- Date: 12–17 August
- Edition: 18th
- Surface: Clay
- Location: Todi, Italy

Champions

Singles
- Carlos Taberner

Doubles
- Ivan Sabanov / Matej Sabanov
- ← 2023 · Internazionali di Tennis Città di Todi · 2025 →

= 2024 Internazionali di Tennis Città di Todi =

The 2024 Internazionali di Tennis Città di Todi was a professional tennis tournament played on clay courts. It was the 18th edition of the tournament which was part of the 2024 ATP Challenger Tour. It took place in Todi, Italy between 12 and 17 August 2024.

Extracted data>
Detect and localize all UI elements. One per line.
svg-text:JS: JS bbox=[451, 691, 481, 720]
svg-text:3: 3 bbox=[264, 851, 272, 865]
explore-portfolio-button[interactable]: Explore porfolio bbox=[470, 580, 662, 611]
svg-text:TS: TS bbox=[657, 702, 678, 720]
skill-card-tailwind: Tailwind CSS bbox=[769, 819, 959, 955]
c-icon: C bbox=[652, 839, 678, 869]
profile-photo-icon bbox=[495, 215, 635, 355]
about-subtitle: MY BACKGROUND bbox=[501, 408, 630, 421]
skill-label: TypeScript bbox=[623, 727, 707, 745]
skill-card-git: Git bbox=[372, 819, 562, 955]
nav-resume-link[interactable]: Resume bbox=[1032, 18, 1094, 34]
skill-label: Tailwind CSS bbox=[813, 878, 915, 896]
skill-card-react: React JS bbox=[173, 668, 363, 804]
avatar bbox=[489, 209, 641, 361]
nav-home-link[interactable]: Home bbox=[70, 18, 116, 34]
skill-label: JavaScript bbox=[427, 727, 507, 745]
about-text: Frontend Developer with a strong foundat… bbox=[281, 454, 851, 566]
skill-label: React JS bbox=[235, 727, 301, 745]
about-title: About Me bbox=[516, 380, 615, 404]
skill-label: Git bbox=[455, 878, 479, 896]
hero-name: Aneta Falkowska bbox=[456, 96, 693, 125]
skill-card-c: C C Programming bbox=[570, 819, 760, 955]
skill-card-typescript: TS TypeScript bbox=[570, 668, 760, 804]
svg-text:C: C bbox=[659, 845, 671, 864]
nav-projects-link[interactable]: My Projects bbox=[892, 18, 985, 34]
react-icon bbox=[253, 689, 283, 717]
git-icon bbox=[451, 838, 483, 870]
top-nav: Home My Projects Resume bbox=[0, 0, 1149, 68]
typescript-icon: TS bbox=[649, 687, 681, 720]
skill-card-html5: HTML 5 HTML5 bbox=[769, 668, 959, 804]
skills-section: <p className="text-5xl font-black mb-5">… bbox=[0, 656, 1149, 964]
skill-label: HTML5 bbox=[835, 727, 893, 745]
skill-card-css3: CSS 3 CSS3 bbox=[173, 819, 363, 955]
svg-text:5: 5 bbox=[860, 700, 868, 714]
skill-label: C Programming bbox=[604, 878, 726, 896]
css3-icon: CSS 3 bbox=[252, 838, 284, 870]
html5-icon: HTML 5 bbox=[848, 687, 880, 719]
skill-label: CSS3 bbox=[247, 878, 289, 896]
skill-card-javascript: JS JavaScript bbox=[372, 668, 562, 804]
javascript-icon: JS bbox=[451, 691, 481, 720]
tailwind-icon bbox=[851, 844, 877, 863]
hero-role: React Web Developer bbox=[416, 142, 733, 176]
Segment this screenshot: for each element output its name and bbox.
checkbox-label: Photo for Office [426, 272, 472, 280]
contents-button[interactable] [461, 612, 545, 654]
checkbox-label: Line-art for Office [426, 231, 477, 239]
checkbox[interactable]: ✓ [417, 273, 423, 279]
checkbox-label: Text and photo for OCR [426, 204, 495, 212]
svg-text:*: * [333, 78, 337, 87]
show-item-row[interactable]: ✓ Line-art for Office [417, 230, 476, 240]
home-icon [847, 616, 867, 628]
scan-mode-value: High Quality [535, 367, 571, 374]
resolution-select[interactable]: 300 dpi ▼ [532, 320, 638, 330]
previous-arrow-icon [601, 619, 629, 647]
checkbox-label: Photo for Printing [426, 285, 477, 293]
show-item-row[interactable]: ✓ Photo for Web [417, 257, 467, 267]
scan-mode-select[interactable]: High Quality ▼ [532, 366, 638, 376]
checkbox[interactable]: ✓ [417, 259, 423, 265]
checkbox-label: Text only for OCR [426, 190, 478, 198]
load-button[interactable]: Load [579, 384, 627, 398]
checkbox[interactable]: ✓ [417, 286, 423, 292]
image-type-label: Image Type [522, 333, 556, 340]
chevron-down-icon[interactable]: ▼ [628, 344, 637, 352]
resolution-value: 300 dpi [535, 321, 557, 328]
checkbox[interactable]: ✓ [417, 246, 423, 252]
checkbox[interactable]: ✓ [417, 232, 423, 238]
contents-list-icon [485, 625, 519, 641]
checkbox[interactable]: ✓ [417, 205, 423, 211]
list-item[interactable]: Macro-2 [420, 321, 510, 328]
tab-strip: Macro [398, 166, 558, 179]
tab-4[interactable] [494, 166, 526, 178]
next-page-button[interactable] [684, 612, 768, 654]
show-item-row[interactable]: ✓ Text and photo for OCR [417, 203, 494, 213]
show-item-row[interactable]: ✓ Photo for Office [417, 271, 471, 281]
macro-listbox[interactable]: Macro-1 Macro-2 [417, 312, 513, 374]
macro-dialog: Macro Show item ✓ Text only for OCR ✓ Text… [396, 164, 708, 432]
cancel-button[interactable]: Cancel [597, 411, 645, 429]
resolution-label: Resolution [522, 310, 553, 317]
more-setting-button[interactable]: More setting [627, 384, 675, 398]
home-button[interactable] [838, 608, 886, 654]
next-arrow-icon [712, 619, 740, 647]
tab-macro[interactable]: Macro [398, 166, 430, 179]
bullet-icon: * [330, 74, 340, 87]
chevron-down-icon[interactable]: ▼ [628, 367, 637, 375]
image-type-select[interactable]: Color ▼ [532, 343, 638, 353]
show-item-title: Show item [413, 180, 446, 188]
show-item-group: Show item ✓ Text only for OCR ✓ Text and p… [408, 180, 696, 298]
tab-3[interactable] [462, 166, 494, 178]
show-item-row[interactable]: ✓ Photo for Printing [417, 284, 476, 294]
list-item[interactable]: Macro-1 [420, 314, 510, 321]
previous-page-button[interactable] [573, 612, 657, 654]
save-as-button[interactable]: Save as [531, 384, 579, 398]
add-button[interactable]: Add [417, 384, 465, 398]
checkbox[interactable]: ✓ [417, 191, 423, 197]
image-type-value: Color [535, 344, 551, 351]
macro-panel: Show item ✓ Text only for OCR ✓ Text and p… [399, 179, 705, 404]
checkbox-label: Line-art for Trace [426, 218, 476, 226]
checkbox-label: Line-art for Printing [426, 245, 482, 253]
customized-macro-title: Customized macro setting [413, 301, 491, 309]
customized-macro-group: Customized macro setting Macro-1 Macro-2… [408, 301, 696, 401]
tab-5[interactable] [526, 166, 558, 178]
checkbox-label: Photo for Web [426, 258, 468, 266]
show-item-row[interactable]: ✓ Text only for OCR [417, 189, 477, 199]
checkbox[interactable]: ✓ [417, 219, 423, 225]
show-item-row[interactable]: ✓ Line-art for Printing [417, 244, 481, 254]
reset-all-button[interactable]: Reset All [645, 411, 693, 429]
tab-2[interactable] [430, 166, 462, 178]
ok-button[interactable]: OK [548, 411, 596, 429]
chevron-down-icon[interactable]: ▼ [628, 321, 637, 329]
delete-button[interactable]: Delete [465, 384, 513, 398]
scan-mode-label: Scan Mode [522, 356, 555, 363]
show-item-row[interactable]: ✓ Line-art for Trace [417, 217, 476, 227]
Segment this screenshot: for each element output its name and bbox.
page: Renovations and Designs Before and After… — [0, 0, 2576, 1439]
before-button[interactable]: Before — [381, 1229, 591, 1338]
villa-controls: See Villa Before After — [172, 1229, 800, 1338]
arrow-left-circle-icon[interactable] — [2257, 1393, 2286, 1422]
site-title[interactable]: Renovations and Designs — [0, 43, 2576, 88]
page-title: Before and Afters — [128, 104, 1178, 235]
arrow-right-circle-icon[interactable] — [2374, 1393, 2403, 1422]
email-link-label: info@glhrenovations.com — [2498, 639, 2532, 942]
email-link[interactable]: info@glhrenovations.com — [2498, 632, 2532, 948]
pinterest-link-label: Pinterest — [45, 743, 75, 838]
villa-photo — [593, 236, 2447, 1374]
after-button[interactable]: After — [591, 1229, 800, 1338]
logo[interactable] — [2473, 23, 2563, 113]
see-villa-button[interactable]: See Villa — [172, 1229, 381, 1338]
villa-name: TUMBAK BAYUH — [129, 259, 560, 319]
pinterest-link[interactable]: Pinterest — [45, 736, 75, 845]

Exercises to complete>
(A) In the page text on the 2024 Todi tennis tournament, who won the singles title?
(B) Write the next part of the article on the 2024 Internazionali di Tennis Città di Todi, starting after its last sentence.

Written answers>
(A) Carlos Taberner

(B)
==Singles main-draw entrants==
===Seeds===

| Country | Player | Rank^{1} | Seed |
|---|---|---|---|
| ITA | Stefano Travaglia | 236 | 1 |
| ROU | Filip Cristian Jianu | 238 | 2 |
| FRA | Clément Tabur | 244 | 3 |
| ITA | Francesco Maestrelli | 246 | 4 |
| ARG | Genaro Alberto Olivieri | 249 | 5 |
| ARG | Andrea Collarini | 257 | 6 |
| FRA | Geoffrey Blancaneaux | 259 | 7 |
| ITA | Enrico Dalla Valle | 261 | 8 |
| ITA | Gianluca Mager | 266 | 9 |

- ^{1} Rankings are as of 5 August 2024.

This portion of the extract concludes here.